Task:
Provide only the number of lines in the listing that contain the string "ЛЕНИНА".

Input material:

++++++++

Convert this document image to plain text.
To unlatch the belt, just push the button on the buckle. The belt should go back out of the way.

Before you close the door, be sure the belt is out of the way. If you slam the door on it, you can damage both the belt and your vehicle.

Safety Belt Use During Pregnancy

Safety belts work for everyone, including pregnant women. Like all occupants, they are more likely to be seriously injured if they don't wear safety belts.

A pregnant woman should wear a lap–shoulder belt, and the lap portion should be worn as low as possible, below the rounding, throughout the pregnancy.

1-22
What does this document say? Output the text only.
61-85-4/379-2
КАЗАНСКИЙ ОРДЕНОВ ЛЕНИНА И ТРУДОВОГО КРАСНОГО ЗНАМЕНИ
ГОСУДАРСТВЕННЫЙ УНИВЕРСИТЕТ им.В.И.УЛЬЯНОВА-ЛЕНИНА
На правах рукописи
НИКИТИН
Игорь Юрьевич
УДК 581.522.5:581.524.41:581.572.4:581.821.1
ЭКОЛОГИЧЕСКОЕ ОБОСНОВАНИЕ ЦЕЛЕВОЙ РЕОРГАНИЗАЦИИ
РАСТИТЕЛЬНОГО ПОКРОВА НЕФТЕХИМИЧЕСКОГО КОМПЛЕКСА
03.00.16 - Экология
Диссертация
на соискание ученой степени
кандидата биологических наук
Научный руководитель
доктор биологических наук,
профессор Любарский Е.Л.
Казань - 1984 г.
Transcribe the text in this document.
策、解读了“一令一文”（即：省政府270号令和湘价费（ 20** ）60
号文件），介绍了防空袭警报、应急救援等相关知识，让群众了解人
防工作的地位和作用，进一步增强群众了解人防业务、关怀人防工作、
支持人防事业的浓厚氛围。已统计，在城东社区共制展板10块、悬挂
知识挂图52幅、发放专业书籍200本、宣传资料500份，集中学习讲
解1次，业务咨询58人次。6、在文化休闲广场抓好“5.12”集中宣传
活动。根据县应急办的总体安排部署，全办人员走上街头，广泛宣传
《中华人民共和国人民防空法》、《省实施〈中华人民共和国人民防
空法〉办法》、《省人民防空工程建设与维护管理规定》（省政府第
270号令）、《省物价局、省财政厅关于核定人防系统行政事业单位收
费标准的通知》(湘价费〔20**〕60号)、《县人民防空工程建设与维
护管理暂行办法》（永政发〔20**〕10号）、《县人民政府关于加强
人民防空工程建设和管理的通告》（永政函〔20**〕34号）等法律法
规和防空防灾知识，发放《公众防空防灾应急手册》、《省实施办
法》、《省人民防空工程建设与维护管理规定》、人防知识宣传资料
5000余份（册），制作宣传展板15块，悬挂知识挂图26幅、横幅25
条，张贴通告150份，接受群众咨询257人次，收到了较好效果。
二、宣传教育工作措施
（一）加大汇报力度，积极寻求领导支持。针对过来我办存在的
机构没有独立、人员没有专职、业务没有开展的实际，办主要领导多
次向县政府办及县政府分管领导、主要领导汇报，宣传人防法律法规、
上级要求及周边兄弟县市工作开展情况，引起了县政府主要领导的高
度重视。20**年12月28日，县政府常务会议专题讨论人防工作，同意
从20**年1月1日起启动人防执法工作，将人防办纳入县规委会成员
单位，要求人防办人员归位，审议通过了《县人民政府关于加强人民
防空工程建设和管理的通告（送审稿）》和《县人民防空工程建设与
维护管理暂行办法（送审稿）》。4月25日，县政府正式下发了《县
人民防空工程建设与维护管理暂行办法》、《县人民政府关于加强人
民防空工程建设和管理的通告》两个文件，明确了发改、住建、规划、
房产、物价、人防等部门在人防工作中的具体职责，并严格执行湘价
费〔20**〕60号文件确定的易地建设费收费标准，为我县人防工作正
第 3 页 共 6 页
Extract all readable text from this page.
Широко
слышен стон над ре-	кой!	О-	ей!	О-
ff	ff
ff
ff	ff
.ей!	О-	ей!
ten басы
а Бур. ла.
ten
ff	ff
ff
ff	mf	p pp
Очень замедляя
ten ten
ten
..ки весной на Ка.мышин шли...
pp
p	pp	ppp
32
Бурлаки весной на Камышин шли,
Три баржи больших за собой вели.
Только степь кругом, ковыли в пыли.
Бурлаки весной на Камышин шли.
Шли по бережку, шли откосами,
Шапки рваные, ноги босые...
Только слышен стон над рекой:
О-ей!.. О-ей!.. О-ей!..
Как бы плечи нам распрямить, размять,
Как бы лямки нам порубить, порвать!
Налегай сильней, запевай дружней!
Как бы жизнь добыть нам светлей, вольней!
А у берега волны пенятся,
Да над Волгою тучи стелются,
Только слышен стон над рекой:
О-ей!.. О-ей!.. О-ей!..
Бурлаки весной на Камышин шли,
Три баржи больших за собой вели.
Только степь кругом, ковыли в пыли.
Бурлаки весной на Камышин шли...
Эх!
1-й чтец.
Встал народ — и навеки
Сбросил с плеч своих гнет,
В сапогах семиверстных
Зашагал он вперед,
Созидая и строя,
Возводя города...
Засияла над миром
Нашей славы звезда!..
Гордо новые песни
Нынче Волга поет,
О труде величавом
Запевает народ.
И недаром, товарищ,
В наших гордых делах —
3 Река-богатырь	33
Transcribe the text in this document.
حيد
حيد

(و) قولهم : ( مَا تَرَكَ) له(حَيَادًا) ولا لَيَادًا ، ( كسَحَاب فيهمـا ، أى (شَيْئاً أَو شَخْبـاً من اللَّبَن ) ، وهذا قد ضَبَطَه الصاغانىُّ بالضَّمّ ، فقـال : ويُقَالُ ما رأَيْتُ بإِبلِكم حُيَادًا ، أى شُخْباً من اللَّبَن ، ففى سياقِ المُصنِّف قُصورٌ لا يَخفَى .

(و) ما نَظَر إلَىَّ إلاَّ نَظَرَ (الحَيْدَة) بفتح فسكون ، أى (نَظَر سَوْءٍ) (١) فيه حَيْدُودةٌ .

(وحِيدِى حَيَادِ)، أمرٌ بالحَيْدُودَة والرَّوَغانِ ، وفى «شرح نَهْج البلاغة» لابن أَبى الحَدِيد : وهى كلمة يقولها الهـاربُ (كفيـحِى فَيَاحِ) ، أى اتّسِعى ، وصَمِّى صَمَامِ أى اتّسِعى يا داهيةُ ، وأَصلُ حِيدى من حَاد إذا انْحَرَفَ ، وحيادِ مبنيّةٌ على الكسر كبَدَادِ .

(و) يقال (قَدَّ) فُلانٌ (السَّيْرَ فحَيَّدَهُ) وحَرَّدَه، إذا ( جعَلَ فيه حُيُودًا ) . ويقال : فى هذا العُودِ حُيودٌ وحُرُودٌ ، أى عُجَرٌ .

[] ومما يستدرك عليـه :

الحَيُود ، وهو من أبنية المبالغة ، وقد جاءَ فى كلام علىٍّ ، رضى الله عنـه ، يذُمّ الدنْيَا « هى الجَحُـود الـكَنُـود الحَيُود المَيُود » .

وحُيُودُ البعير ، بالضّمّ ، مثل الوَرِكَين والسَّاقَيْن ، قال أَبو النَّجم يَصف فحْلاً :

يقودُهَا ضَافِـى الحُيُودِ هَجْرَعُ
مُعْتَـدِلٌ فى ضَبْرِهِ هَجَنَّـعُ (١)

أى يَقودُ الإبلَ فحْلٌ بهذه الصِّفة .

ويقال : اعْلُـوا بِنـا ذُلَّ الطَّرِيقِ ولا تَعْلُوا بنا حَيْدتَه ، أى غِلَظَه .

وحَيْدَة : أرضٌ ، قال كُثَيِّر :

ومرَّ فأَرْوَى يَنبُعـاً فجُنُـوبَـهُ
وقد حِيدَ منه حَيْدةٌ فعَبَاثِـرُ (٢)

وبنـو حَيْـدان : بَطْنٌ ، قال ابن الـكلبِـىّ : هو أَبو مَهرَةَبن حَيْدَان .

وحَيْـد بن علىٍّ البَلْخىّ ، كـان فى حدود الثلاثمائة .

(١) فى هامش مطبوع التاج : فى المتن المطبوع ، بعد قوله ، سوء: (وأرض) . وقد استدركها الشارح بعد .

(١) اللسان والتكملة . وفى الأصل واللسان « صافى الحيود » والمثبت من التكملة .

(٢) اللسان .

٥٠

++++++++

Exercise result:
2